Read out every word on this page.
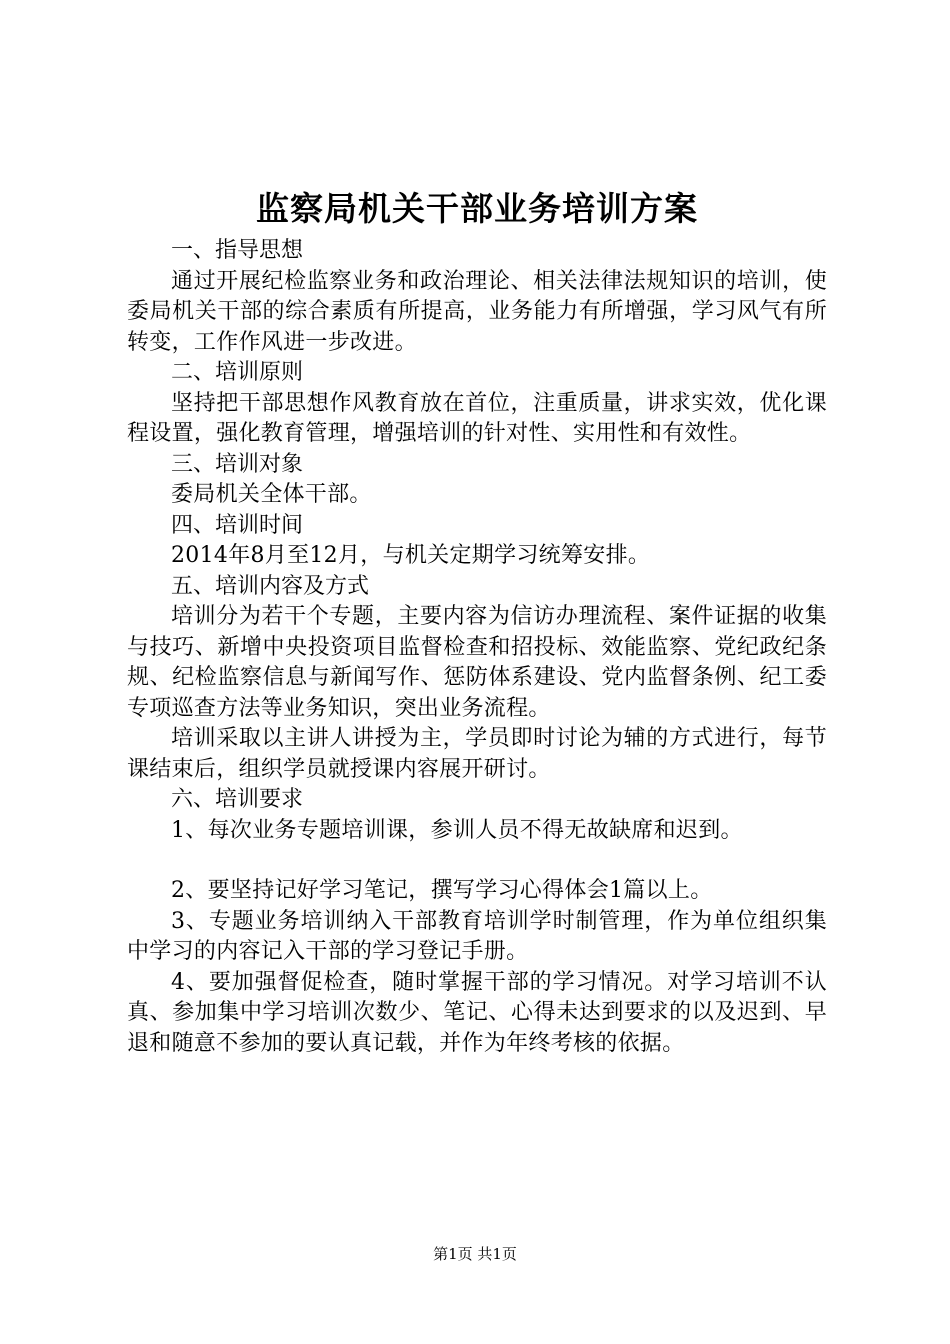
监察局机关干部业务培训方案
一、指导思想

通过开展纪检监察业务和政治理论、相关法律法规知识的培训，使委局机关干部的综合素质有所提高，业务能力有所增强，学习风气有所转变，工作作风进一步改进。

二、培训原则

坚持把干部思想作风教育放在首位，注重质量，讲求实效，优化课程设置，强化教育管理，增强培训的针对性、实用性和有效性。

三、培训对象

委局机关全体干部。

四、培训时间

2014年8月至12月，与机关定期学习统筹安排。

五、培训内容及方式

培训分为若干个专题，主要内容为信访办理流程、案件证据的收集与技巧、新增中央投资项目监督检查和招投标、效能监察、党纪政纪条规、纪检监察信息与新闻写作、惩防体系建设、党内监督条例、纪工委专项巡查方法等业务知识，突出业务流程。

培训采取以主讲人讲授为主，学员即时讨论为辅的方式进行，每节课结束后，组织学员就授课内容展开研讨。

六、培训要求

1、每次业务专题培训课，参训人员不得无故缺席和迟到。

2、要坚持记好学习笔记，撰写学习心得体会1篇以上。

3、专题业务培训纳入干部教育培训学时制管理，作为单位组织集中学习的内容记入干部的学习登记手册。

4、要加强督促检查，随时掌握干部的学习情况。对学习培训不认真、参加集中学习培训次数少、笔记、心得未达到要求的以及迟到、早退和随意不参加的要认真记载，并作为年终考核的依据。

第1页 共1页
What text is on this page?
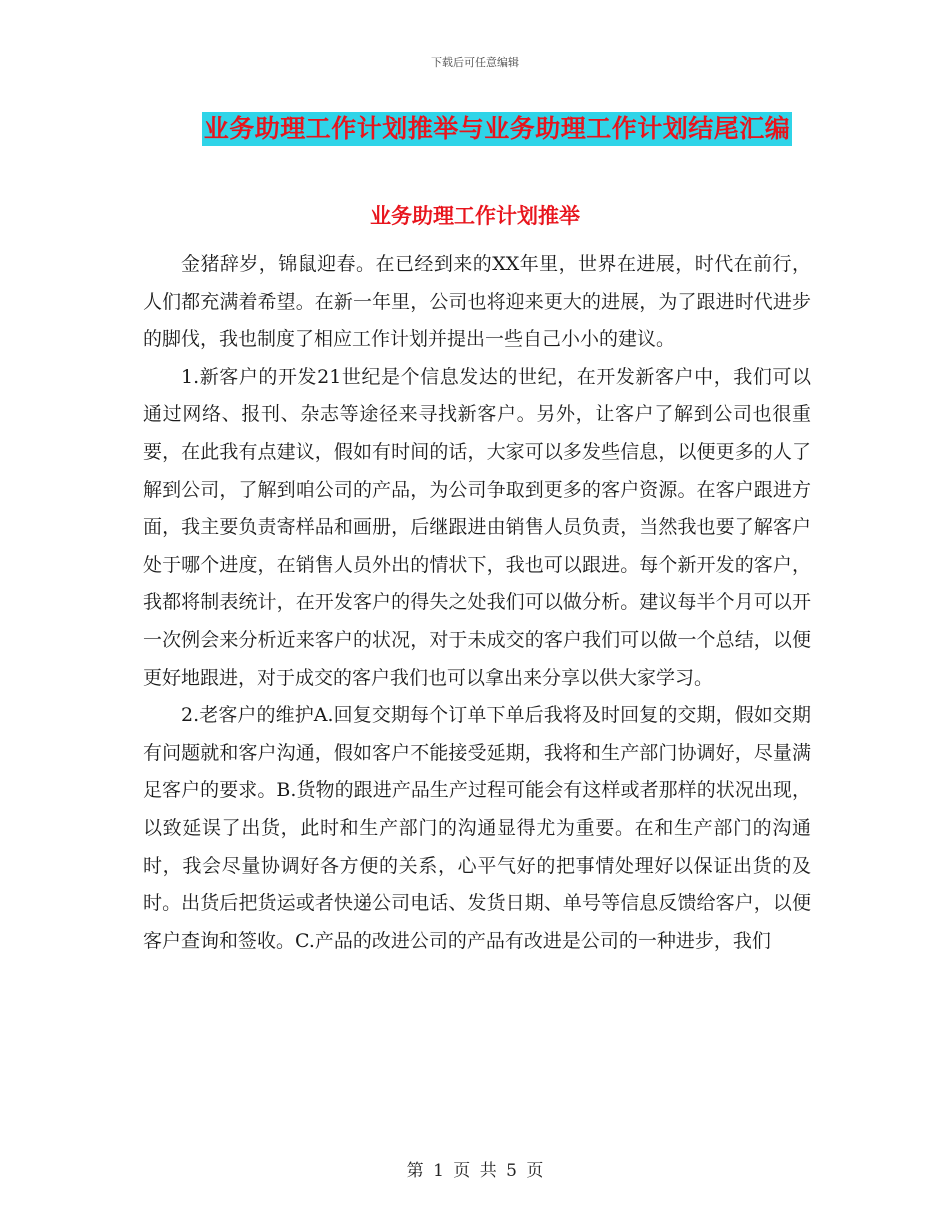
下载后可任意编辑
业务助理工作计划推举与业务助理工作计划结尾汇编
业务助理工作计划推举

金猪辞岁，锦鼠迎春。在已经到来的XX年里，世界在进展，时代在前行，人们都充满着希望。在新一年里，公司也将迎来更大的进展，为了跟进时代进步的脚伐，我也制度了相应工作计划并提出一些自己小小的建议。

1.新客户的开发21世纪是个信息发达的世纪，在开发新客户中，我们可以通过网络、报刊、杂志等途径来寻找新客户。另外，让客户了解到公司也很重要，在此我有点建议，假如有时间的话，大家可以多发些信息，以便更多的人了解到公司，了解到咱公司的产品，为公司争取到更多的客户资源。在客户跟进方面，我主要负责寄样品和画册，后继跟进由销售人员负责，当然我也要了解客户处于哪个进度，在销售人员外出的情状下，我也可以跟进。每个新开发的客户，我都将制表统计，在开发客户的得失之处我们可以做分析。建议每半个月可以开一次例会来分析近来客户的状况，对于未成交的客户我们可以做一个总结，以便更好地跟进，对于成交的客户我们也可以拿出来分享以供大家学习。

2.老客户的维护A.回复交期每个订单下单后我将及时回复的交期，假如交期有问题就和客户沟通，假如客户不能接受延期，我将和生产部门协调好，尽量满足客户的要求。B.货物的跟进产品生产过程可能会有这样或者那样的状况出现，以致延误了出货，此时和生产部门的沟通显得尤为重要。在和生产部门的沟通时，我会尽量协调好各方便的关系，心平气好的把事情处理好以保证出货的及时。出货后把货运或者快递公司电话、发货日期、单号等信息反馈给客户，以便客户查询和签收。C.产品的改进公司的产品有改进是公司的一种进步，我们

第 1 页 共 5 页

────────────────────

### WRITTEN PROBLEM
Look through the listing above. Pick out each line with "page" and copy it.

### TASK RESULT
Read out every word on this page.
What text is on this page?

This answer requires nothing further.